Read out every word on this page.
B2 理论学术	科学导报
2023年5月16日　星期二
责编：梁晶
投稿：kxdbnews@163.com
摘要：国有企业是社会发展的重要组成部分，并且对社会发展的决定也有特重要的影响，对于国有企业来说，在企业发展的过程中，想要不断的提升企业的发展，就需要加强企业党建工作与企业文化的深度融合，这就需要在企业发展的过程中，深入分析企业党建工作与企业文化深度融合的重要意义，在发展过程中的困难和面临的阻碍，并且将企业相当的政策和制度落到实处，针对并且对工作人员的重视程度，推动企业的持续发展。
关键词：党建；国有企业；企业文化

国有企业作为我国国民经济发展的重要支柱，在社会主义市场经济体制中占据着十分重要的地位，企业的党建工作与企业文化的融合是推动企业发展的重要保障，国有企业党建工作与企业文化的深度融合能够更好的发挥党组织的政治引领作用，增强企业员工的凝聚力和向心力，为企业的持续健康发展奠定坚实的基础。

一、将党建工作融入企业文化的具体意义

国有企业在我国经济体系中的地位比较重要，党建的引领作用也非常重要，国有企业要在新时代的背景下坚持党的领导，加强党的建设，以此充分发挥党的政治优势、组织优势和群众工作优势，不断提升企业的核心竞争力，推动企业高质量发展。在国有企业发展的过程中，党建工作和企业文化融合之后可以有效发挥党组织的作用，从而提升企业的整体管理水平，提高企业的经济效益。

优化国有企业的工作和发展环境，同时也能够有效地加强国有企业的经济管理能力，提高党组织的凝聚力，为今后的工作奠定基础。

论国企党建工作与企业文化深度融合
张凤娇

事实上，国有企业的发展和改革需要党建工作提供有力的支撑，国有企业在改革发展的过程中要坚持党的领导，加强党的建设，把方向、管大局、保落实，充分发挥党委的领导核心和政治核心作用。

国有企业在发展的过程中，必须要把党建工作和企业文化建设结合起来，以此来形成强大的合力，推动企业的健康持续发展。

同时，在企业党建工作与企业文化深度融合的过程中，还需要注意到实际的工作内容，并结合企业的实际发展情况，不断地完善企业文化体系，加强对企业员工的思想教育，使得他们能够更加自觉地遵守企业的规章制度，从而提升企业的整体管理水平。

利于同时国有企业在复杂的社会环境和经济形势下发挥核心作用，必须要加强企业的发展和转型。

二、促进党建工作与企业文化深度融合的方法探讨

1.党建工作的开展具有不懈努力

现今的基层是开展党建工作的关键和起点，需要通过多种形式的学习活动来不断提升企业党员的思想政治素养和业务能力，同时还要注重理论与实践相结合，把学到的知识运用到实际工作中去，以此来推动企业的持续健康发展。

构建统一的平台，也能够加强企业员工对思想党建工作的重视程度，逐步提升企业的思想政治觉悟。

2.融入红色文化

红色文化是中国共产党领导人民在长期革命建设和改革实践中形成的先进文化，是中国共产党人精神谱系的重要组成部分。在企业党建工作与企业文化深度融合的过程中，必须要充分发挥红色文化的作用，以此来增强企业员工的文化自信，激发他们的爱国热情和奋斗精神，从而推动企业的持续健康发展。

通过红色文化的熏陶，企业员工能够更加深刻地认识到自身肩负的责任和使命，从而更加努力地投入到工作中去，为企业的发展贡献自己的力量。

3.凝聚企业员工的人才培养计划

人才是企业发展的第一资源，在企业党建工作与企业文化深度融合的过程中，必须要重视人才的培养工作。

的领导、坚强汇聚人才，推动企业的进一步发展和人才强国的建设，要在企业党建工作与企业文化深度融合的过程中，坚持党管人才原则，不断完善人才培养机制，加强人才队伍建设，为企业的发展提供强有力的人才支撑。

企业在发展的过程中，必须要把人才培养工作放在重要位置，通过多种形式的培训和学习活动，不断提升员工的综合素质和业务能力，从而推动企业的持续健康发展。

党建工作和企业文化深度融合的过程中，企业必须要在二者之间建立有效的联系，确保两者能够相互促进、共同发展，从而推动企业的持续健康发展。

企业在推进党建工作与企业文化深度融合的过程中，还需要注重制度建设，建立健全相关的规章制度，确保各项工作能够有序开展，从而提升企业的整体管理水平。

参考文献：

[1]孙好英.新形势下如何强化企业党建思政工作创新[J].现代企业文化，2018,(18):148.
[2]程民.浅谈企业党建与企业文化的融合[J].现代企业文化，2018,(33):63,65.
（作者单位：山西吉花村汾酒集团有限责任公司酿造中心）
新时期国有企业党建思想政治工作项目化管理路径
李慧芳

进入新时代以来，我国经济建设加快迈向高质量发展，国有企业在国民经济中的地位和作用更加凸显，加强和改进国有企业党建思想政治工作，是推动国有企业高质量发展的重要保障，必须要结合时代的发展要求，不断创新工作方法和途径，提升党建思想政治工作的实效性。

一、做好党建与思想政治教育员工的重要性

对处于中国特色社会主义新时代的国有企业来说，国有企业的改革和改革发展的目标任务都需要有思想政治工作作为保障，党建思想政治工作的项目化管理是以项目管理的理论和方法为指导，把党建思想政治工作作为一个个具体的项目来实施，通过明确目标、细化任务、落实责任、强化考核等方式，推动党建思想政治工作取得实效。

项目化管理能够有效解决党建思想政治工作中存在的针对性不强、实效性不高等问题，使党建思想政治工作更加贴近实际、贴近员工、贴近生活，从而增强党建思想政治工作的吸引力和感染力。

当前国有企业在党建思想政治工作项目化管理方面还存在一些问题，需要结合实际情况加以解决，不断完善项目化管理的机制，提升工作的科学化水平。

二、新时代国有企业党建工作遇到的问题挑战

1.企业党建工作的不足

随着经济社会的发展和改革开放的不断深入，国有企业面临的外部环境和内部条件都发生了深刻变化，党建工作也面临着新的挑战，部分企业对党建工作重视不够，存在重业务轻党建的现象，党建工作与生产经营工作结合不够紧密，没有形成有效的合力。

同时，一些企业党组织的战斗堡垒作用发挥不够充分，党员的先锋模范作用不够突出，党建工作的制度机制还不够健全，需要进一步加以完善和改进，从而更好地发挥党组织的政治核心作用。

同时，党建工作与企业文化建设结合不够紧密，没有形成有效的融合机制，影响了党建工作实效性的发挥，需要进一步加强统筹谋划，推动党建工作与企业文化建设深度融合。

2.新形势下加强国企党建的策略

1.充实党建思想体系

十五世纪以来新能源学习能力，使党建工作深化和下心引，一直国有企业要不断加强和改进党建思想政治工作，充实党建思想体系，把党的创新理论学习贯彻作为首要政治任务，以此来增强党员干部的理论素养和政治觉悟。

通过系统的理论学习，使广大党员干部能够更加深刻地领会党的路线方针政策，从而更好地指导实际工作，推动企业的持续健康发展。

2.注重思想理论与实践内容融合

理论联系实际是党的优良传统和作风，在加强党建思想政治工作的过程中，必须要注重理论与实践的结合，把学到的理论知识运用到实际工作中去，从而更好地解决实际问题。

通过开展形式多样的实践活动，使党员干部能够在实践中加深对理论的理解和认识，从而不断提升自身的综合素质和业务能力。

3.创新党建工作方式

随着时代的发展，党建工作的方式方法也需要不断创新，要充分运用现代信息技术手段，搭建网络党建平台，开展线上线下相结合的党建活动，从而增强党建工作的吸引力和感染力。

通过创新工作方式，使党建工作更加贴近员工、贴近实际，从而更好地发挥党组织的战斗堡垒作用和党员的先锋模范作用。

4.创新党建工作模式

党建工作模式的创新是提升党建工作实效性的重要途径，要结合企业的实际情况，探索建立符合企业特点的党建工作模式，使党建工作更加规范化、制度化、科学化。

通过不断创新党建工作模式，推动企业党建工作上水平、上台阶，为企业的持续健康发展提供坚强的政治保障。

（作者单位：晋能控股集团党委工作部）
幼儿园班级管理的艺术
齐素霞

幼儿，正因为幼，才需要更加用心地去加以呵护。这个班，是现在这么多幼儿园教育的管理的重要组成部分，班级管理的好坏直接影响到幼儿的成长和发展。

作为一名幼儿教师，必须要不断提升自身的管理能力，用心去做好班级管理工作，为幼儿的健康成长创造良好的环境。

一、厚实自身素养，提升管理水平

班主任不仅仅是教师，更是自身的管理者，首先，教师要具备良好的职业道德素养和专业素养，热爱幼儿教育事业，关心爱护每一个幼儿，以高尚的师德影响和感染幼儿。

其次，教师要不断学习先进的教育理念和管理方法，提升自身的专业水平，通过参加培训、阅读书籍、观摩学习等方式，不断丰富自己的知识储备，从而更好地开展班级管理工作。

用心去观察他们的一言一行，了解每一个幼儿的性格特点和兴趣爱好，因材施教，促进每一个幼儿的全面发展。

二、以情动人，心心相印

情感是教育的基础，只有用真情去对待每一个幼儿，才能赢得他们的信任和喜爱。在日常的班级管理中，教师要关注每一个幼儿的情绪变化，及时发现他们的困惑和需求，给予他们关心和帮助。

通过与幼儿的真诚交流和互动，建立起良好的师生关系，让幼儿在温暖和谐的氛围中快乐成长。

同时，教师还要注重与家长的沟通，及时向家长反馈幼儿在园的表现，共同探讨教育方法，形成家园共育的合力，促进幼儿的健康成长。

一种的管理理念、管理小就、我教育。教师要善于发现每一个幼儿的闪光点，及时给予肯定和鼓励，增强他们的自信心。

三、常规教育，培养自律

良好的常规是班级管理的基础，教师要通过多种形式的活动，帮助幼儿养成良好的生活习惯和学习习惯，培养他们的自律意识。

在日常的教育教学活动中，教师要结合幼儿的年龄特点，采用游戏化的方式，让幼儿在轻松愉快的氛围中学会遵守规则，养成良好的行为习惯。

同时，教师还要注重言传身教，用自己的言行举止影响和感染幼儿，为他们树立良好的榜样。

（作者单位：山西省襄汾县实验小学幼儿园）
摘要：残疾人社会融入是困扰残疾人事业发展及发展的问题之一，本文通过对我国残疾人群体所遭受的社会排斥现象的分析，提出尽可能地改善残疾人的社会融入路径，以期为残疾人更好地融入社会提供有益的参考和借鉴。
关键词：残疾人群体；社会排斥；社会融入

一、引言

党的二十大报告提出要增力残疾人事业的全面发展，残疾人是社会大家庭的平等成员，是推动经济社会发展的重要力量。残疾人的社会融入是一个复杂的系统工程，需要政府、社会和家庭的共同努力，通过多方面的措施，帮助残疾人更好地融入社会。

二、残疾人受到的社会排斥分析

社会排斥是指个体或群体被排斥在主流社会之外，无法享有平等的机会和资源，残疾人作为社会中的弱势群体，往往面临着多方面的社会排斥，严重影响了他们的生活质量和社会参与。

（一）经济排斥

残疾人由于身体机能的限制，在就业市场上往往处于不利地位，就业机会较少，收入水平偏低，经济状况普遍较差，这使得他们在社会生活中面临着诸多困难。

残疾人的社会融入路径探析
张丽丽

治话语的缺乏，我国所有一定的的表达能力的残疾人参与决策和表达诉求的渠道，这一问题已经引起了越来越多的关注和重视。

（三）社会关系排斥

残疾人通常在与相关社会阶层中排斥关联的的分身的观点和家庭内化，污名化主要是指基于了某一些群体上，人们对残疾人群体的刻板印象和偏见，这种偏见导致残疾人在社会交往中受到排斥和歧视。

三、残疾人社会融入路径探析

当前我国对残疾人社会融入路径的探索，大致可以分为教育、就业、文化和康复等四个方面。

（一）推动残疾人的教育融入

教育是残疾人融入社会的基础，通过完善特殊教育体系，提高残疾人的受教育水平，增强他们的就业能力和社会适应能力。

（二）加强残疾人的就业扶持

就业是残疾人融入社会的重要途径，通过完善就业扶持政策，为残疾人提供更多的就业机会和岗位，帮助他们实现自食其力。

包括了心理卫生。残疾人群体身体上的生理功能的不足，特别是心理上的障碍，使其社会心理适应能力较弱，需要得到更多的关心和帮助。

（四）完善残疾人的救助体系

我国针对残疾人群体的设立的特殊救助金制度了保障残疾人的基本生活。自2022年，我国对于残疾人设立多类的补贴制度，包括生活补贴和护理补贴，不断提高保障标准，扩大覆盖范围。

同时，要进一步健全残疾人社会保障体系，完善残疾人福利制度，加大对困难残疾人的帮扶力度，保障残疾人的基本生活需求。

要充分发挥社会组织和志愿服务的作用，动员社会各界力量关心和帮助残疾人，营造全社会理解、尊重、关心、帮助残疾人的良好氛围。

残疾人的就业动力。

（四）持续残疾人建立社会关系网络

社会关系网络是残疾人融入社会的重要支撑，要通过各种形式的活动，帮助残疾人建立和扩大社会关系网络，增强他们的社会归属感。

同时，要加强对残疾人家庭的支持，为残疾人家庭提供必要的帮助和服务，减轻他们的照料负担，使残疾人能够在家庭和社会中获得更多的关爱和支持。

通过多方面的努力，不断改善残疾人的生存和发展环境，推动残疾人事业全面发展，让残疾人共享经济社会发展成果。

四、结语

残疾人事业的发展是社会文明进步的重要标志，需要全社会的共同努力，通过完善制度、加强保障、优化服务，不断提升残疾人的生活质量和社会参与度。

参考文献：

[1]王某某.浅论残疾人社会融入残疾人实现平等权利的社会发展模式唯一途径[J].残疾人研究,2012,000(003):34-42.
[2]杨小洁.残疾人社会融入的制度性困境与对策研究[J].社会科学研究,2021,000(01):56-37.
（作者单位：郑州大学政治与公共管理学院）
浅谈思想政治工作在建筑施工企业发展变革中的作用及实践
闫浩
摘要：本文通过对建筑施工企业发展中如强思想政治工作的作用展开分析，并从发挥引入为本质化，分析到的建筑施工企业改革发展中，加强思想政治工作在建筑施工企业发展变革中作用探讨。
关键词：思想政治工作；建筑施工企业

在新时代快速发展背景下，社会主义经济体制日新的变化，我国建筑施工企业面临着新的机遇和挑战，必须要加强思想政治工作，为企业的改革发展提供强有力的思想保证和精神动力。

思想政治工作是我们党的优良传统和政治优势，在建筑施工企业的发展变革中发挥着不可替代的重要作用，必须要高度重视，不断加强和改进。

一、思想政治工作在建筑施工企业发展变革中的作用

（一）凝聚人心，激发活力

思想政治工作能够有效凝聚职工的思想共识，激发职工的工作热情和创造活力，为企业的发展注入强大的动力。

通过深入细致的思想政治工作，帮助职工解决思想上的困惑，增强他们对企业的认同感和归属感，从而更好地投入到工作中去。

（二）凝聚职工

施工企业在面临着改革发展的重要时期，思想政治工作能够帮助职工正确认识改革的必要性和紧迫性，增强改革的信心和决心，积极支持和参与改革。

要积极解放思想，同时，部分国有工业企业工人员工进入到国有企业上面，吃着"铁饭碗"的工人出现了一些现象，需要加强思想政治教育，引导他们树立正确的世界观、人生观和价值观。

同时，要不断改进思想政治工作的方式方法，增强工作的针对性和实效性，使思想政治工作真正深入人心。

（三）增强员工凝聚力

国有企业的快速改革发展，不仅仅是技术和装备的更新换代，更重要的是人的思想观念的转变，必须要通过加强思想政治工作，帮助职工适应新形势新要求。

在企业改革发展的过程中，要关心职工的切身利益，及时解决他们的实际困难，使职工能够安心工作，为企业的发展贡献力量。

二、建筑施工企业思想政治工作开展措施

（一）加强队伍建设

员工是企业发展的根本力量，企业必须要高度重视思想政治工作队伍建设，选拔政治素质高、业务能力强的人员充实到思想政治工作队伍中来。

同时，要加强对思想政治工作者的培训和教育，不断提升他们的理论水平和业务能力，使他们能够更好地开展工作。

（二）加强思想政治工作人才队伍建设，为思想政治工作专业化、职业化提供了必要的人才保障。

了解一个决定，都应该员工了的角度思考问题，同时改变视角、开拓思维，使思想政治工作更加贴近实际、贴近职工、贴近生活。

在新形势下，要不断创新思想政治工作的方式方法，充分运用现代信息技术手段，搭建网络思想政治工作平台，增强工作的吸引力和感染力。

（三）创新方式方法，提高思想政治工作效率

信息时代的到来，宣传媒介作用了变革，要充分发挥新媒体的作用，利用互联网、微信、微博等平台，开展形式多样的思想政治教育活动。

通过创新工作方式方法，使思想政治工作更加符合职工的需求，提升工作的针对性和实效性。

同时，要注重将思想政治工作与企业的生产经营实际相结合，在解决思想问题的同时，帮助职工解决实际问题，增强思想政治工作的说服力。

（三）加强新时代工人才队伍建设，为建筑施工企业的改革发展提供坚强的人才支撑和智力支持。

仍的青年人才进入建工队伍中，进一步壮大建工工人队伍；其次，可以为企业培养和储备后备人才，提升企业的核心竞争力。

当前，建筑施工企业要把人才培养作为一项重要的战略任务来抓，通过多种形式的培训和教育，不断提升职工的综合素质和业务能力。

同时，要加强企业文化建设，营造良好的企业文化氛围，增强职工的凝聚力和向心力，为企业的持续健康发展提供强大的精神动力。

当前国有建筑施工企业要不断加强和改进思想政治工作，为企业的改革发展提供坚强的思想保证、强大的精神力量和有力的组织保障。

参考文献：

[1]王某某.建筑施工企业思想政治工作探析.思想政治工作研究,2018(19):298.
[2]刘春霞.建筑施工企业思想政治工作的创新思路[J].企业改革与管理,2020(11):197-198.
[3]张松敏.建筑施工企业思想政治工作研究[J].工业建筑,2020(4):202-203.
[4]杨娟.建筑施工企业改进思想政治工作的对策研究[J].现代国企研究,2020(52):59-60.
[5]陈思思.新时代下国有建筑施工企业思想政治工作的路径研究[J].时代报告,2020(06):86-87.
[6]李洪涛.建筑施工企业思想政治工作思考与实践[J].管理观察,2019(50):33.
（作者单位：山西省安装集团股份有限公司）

********************

Give the number of lines that hold the word "从而推动企业的持续健康发展" in these records, with nothing added.

FINISHED TASK:
3